Mareike Fallwickl: Und alle so still. Rowohl-Verlag, Hamburg, 368 Seiten, ca. 35 Fr.

Looploop!
Ein Roman wie eine intellektuelle Pop-Achterbahnfahrt: Als Res nach einem Stromschlag im Sterben liegt, sieht sie ihr Leben in Filmtropen und Werbeslogans an sich vorbeiziehen. Die Autorin Julia Friese sagt über ihren Roman «Delulu»: «Die Leser:innen haben damit das Ticket gelöst für den halluzinogenen Rausch Res’ letzter Minuten. Mit einem grossen Löffel geht es noch einmal tief, tief rein, in eine Vollmilch, in der grellbunte Fruit Loops schwimmen.» Übrigens: «Delulu» ist die Kurzform von delusional, was so viel heisst wie wahnhaft. Der Begriff wird genutzt, um jemanden zu beschreiben, der unrealistische Überzeugungen hat. Passt.

### Vorgegebene Einträge:
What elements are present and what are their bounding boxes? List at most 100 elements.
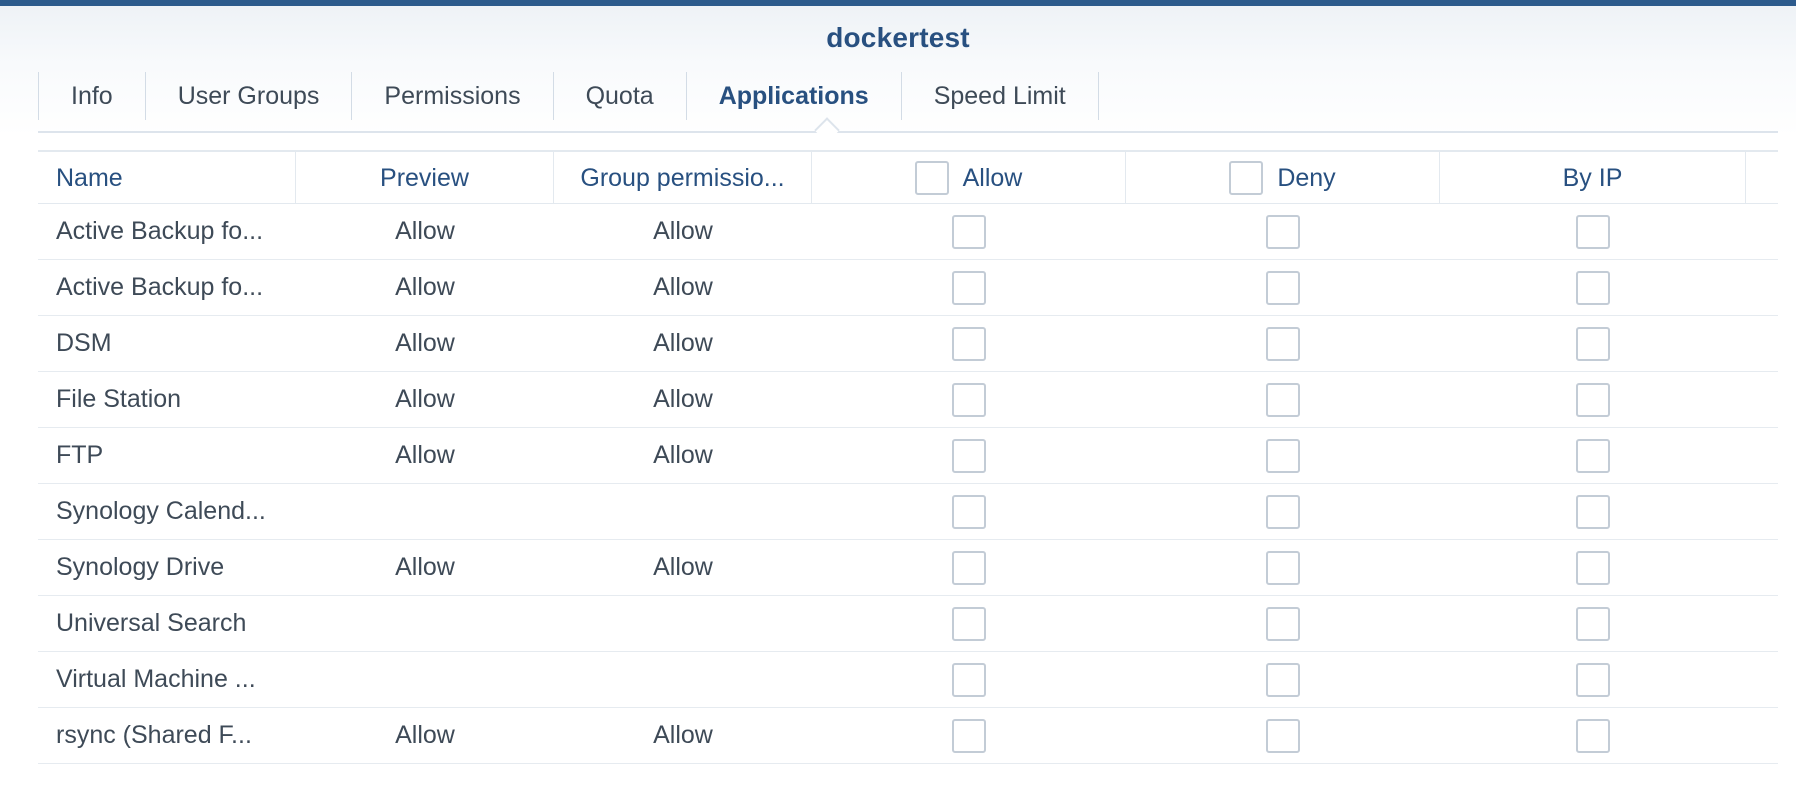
allow-checkbox[interactable] — [952, 326, 986, 361]
app-name: Active Backup fo... — [56, 273, 264, 301]
tab-applications[interactable]: Applications — [685, 72, 901, 120]
app-name: Synology Drive — [56, 553, 225, 581]
app-name: Synology Calend... — [56, 497, 266, 525]
allow-cell — [812, 372, 1126, 427]
by-ip-checkbox[interactable] — [1576, 494, 1610, 529]
allow-checkbox[interactable] — [952, 606, 986, 641]
applications-grid: Name Preview Group permissio... Allow De… — [38, 150, 1778, 764]
column-header-group-permission[interactable]: Group permissio... — [554, 152, 812, 204]
table-row[interactable]: File Station Allow Allow — [38, 372, 1778, 428]
preview-value: Allow — [395, 721, 455, 749]
by-ip-cell — [1440, 316, 1746, 371]
table-row[interactable]: FTP Allow Allow — [38, 428, 1778, 484]
deny-cell — [1126, 596, 1440, 651]
column-header-spacer — [1746, 152, 1778, 204]
allow-checkbox[interactable] — [952, 214, 986, 249]
app-name: Active Backup fo... — [56, 217, 264, 245]
tab-user-groups[interactable]: User Groups — [144, 72, 352, 120]
column-header-allow-label: Allow — [962, 163, 1023, 192]
by-ip-cell — [1440, 652, 1746, 707]
app-name: FTP — [56, 441, 104, 469]
allow-cell — [812, 316, 1126, 371]
table-row[interactable]: Active Backup fo... Allow Allow — [38, 260, 1778, 316]
column-header-by-ip[interactable]: By IP — [1440, 152, 1746, 204]
deny-checkbox[interactable] — [1266, 662, 1300, 697]
app-name: File Station — [56, 385, 182, 413]
by-ip-checkbox[interactable] — [1576, 662, 1610, 697]
table-row[interactable]: Synology Drive Allow Allow — [38, 540, 1778, 596]
deny-cell — [1126, 316, 1440, 371]
allow-checkbox[interactable] — [952, 438, 986, 473]
window-title: dockertest — [826, 22, 970, 53]
deny-checkbox[interactable] — [1266, 718, 1300, 753]
by-ip-cell — [1440, 708, 1746, 763]
allow-checkbox[interactable] — [952, 382, 986, 417]
group-permission-value: Allow — [653, 553, 713, 581]
tab-permissions[interactable]: Permissions — [351, 72, 552, 120]
allow-checkbox[interactable] — [952, 662, 986, 697]
group-permission-value: Allow — [653, 721, 713, 749]
allow-checkbox[interactable] — [952, 718, 986, 753]
by-ip-checkbox[interactable] — [1576, 718, 1610, 753]
tab-underline — [38, 131, 1778, 133]
by-ip-cell — [1440, 204, 1746, 259]
by-ip-checkbox[interactable] — [1576, 550, 1610, 585]
by-ip-checkbox[interactable] — [1576, 438, 1610, 473]
tab-quota[interactable]: Quota — [552, 72, 686, 120]
preview-value: Allow — [395, 217, 455, 245]
table-row[interactable]: rsync (Shared F... Allow Allow — [38, 708, 1778, 764]
group-permission-value: Allow — [653, 329, 713, 357]
column-header-preview[interactable]: Preview — [296, 152, 554, 204]
group-permission-value: Allow — [653, 441, 713, 469]
by-ip-cell — [1440, 260, 1746, 315]
deny-checkbox[interactable] — [1266, 326, 1300, 361]
deny-cell — [1126, 708, 1440, 763]
table-row[interactable]: Active Backup fo... Allow Allow — [38, 204, 1778, 260]
tab-speed-limit[interactable]: Speed Limit — [900, 72, 1099, 120]
by-ip-checkbox[interactable] — [1576, 214, 1610, 249]
table-row[interactable]: Synology Calend... — [38, 484, 1778, 540]
table-row[interactable]: DSM Allow Allow — [38, 316, 1778, 372]
allow-cell — [812, 484, 1126, 539]
column-header-name[interactable]: Name — [38, 152, 296, 204]
preview-value: Allow — [395, 329, 455, 357]
preview-value: Allow — [395, 553, 455, 581]
group-permission-value: Allow — [653, 217, 713, 245]
deny-all-checkbox[interactable] — [1229, 161, 1264, 195]
allow-checkbox[interactable] — [952, 550, 986, 585]
user-edit-dialog: dockertest Info User Groups Permissions … — [0, 0, 1796, 800]
by-ip-checkbox[interactable] — [1576, 326, 1610, 361]
by-ip-checkbox[interactable] — [1576, 606, 1610, 641]
allow-cell — [812, 708, 1126, 763]
group-permission-value — [554, 484, 812, 539]
group-permission-value — [554, 652, 812, 707]
by-ip-cell — [1440, 372, 1746, 427]
by-ip-cell — [1440, 596, 1746, 651]
deny-checkbox[interactable] — [1266, 550, 1300, 585]
allow-checkbox[interactable] — [952, 270, 986, 305]
by-ip-cell — [1440, 484, 1746, 539]
by-ip-cell — [1440, 428, 1746, 483]
by-ip-checkbox[interactable] — [1576, 382, 1610, 417]
group-permission-value: Allow — [653, 385, 713, 413]
deny-checkbox[interactable] — [1266, 382, 1300, 417]
deny-checkbox[interactable] — [1266, 270, 1300, 305]
tab-info[interactable]: Info — [38, 72, 145, 120]
app-name: rsync (Shared F... — [56, 721, 252, 749]
table-row[interactable]: Universal Search — [38, 596, 1778, 652]
allow-cell — [812, 260, 1126, 315]
column-header-deny-label: Deny — [1277, 163, 1336, 192]
preview-value: Allow — [395, 441, 455, 469]
allow-checkbox[interactable] — [952, 494, 986, 529]
deny-checkbox[interactable] — [1266, 214, 1300, 249]
column-header-deny: Deny — [1126, 152, 1440, 204]
deny-checkbox[interactable] — [1266, 606, 1300, 641]
deny-checkbox[interactable] — [1266, 438, 1300, 473]
preview-value — [296, 596, 554, 651]
table-row[interactable]: Virtual Machine ... — [38, 652, 1778, 708]
deny-checkbox[interactable] — [1266, 494, 1300, 529]
deny-cell — [1126, 260, 1440, 315]
group-permission-value: Allow — [653, 273, 713, 301]
by-ip-checkbox[interactable] — [1576, 270, 1610, 305]
allow-all-checkbox[interactable] — [914, 161, 949, 195]
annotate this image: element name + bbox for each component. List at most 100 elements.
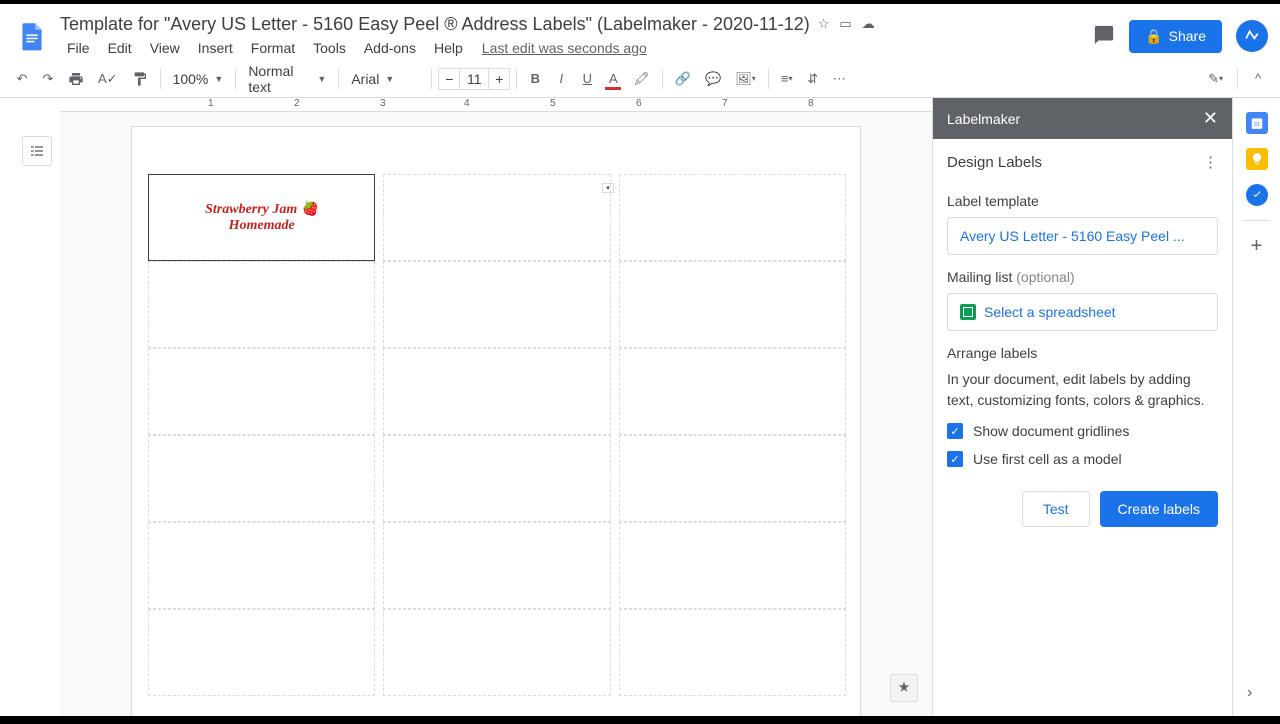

### Übungsziel:
Schreiben Sie aus dem Textauszug alles von „Mareike Fallwickl: Und“ bis hinunter zu „Überzeugungen hat. Passt.“ Wort für Wort ab. Das Material hat mit dem Textauszug nichts zu tun.

### Gelöste Aufgabe:
Mareike Fallwickl: Und alle so still. Rowohl-Verlag, Hamburg, 368 Seiten, ca. 35 Fr.

Looploop!
Ein Roman wie eine intellektuelle Pop-Achterbahnfahrt: Als Res nach einem Stromschlag im Sterben liegt, sieht sie ihr Leben in Filmtropen und Werbeslogans an sich vorbeiziehen. Die Autorin Julia Friese sagt über ihren Roman «Delulu»: «Die Leser:innen haben damit das Ticket gelöst für den halluzinogenen Rausch Res’ letzter Minuten. Mit einem grossen Löffel geht es noch einmal tief, tief rein, in eine Vollmilch, in der grellbunte Fruit Loops schwimmen.» Übrigens: «Delulu» ist die Kurzform von delusional, was so viel heisst wie wahnhaft. Der Begriff wird genutzt, um jemanden zu beschreiben, der unrealistische Überzeugungen hat. Passt.